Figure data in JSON
--
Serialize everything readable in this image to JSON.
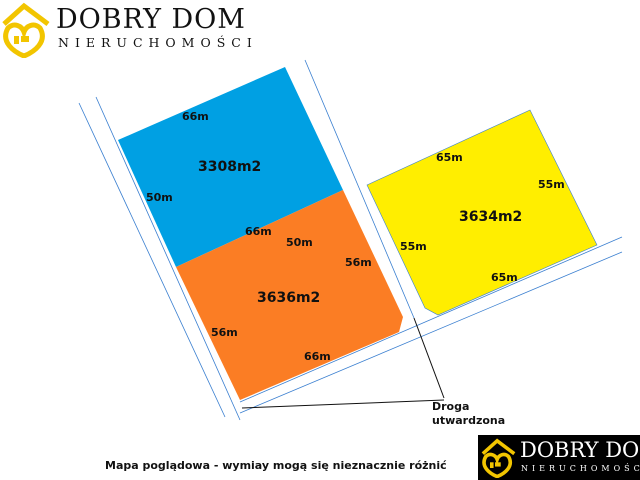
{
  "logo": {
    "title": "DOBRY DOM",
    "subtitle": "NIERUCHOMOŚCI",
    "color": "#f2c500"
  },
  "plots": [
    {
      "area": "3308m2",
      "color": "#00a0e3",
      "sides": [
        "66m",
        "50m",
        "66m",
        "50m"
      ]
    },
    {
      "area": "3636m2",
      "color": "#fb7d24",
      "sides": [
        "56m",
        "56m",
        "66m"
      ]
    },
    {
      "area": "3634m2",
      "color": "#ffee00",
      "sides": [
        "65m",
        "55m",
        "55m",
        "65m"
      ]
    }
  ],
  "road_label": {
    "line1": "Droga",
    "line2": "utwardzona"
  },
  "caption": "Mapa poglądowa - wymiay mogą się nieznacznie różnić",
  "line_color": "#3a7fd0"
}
--
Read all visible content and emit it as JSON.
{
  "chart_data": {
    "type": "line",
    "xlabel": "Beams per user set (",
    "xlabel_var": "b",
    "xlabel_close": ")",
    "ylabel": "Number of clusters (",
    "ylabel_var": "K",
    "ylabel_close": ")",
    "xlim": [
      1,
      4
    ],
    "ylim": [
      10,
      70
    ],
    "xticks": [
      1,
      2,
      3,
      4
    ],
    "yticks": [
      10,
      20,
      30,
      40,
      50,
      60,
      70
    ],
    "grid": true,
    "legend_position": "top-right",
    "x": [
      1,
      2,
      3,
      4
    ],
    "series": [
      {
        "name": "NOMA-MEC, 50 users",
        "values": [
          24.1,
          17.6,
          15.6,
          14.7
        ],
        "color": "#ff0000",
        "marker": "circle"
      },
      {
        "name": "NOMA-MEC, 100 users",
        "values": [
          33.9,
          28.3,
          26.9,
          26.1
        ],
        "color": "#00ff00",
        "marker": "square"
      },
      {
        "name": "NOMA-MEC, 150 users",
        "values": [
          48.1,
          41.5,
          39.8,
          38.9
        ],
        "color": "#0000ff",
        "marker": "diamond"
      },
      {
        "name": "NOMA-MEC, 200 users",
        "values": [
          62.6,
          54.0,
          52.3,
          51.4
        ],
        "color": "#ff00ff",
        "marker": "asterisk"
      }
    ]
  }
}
--
## WRITTEN PROBLEM
From the records above, pick out and copy each line holding the word "area".

## ANSWER TO THIS TASK
      "area": "3308m2",
      "area": "3636m2",
      "area": "3634m2",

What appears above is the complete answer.